====== Selected passage ======
Interview with Lynn C. Miller
Updated: Sep 10
Author, actor, director, educator, podcaster, and publisher Lynn C. Miller is in the spotlight today to tell our readers about her new story collection, The Lost Archive. Not only are the stories within smart and engaging, but our interview includes a discussion of the art and craft of short story writing itself. Lynn’s insights into setting and identity, short story ending trends, and writing short pieces in the midst of longer works are all invaluable and fun to read.
Please talk about the part memory plays in the stories in your new collection, The Lost Archive.
Many of the characters in the stories face turning points. They re-evaluate the past or find they must revise key relationships as they sift through significant times with others. Memories form the glue that holds their lives together. Home, family, place, and identity intertwine in these stories. In the first story, “Archival Footage,” Audra begins to see how each person’s life is an archive, held together by various experiences and memories of people and events. Searching through her mother’s photos and memorabilia, “Audra sensed the edges of her life lapping against the edges of those of her family, her friends and all the lives she had touched, one archive leading to another, interspersing into a giant tapestry of living, striving, dreaming.”
This collection is so eclectic and inclusive. Some of the stories have a “Twilight Zone” feel to them; others are whimsical. Almost all are very intense. But unexpected (to me) was the story about Gertrude Stein. Because it is historical and the others are not, did you have any qualms about including it? And how difficult is it to fictionalize a life that is already quite well known?
I saw the Stein story and the final story, “The Last Usher,” which is a modern retelling of Poe’s story “The Fall of the House of Usher,” as anchor stories for the collection. Both connect to significant American writers. The Stein story, in the first section, fits for me because it is the story of a crisis point in a relationship, as are so many of the stories. Gertrude Stein struggled to get out from the shadow of her brilliant brother Leo. Many of the other characters fight to find their own path.
As far as fictionalizing a life that is well known, I think showing Gertrude through the lens of Leo offered a view of her that many do not know. Success was slow to come to her. One can argue that without the support of Alice B. Toklas she would never have been known. The story is about the need for a champion, which Alice was for her. The attraction between the two women in many ways—physically, artistically, temperamentally, and in terms of living an organized life—seemed to me important. I toured a performance of Stein for many years and felt I had an insight into how she might have thought and felt. Although the story is intricate, I found it most compelling to try to put the reader into the room, into the famous atelier at 27 rue de Fleurus.
======
▶ What you need to do
- 1) According to the Lynn C. Miller interview, which Poe story is retold in "The Last Usher"?
- 2) Go on with the Lynn C. Miller interview, picking up after its final sentence.
The listing that follows is drawn from a separate source unrelated to the Lynn C. Miller interview.
====== Data shown ======
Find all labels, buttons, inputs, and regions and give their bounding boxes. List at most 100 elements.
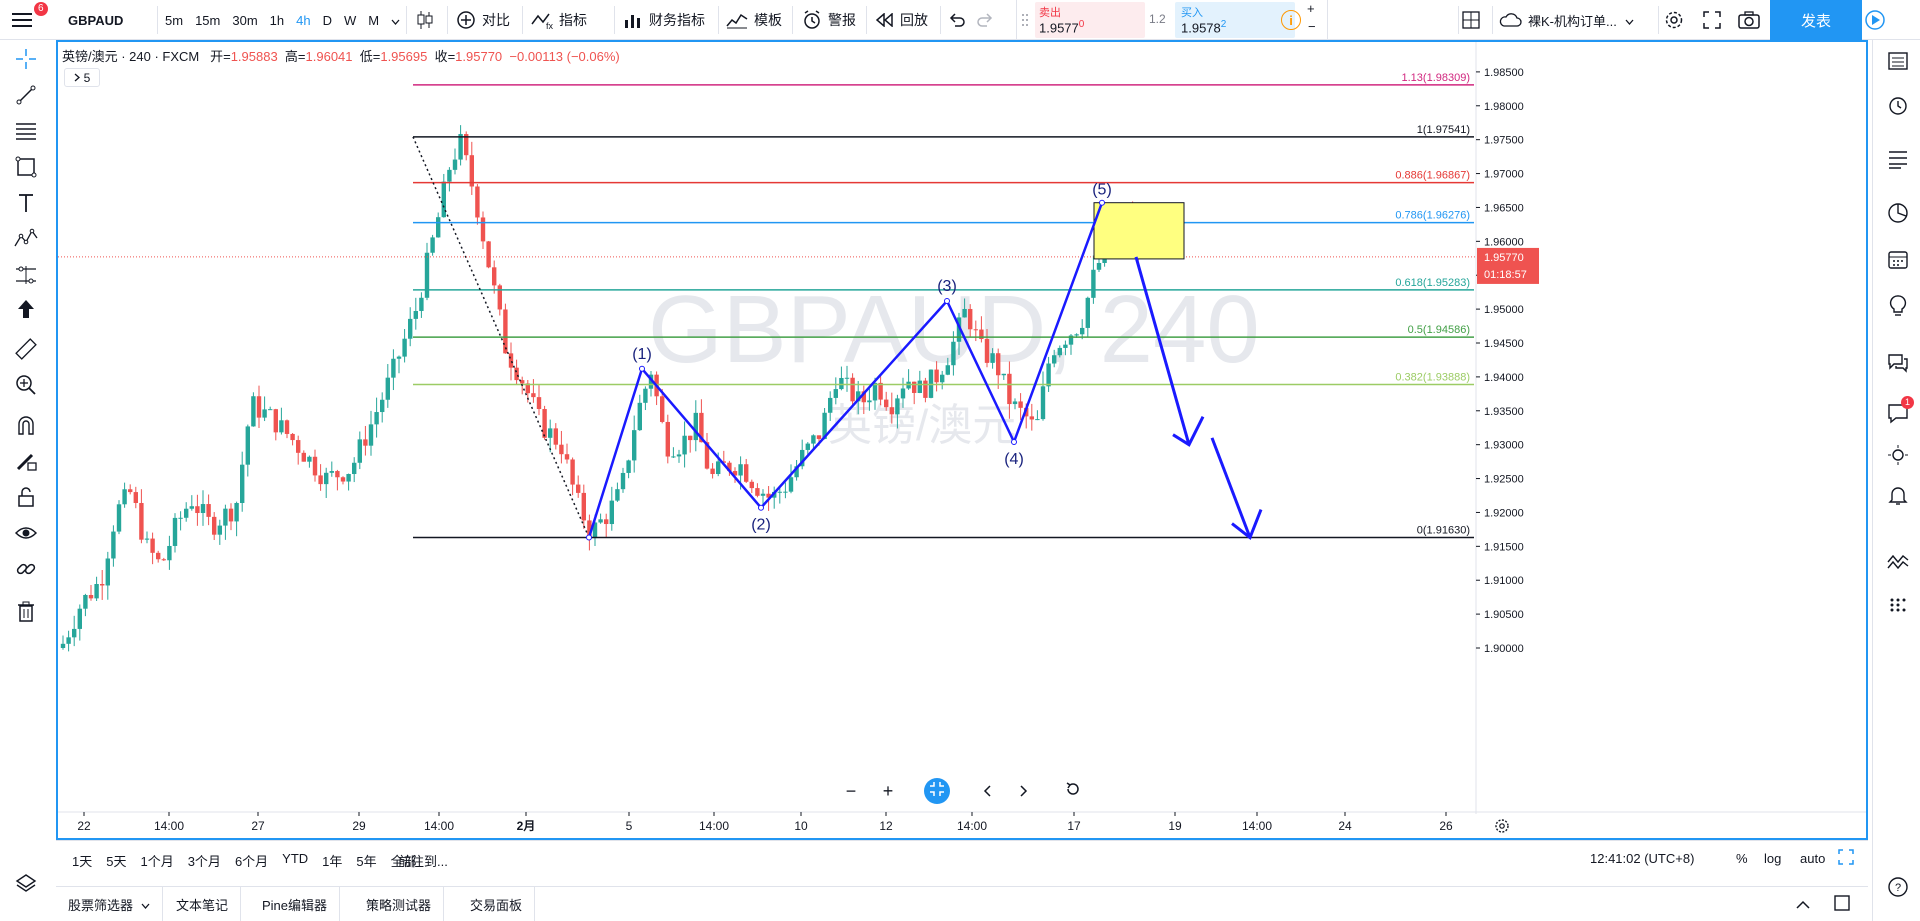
======
▶ Answer list
- 1) "The Fall of the House of Usher."

- 2)
You’ve broken the stories in the book into four sections. What is the significance of each section? How do they differ?
My idea was to bind these disparate stories together in this “lost” archive, so that the stories act as pieces that make up a larger canvas. Exhibit A introduces the concept of archive and ends with a specific one in “Words Shimmer” as we enter the world of Gertrude Stein from 1908 to 1919. Exhibit B is about fissures in relationships. Exhibit C is about lost chances and wistful hopes. Exhibit D deepens these themes of family, friendship, and connection. These distinctions are generalizations. My intention is for readers to burrow more deeply into the archive of the collection and come out the other side wondering about their own lives and the turns they’ve taken. Also, I hope that the 22 stories form an organic whole.
In several of your stories the characters seem to be talking at cross purposes. Obviously, this doesn’t help them to hear the person they are speaking to. But does it help them in some way to better understand themselves?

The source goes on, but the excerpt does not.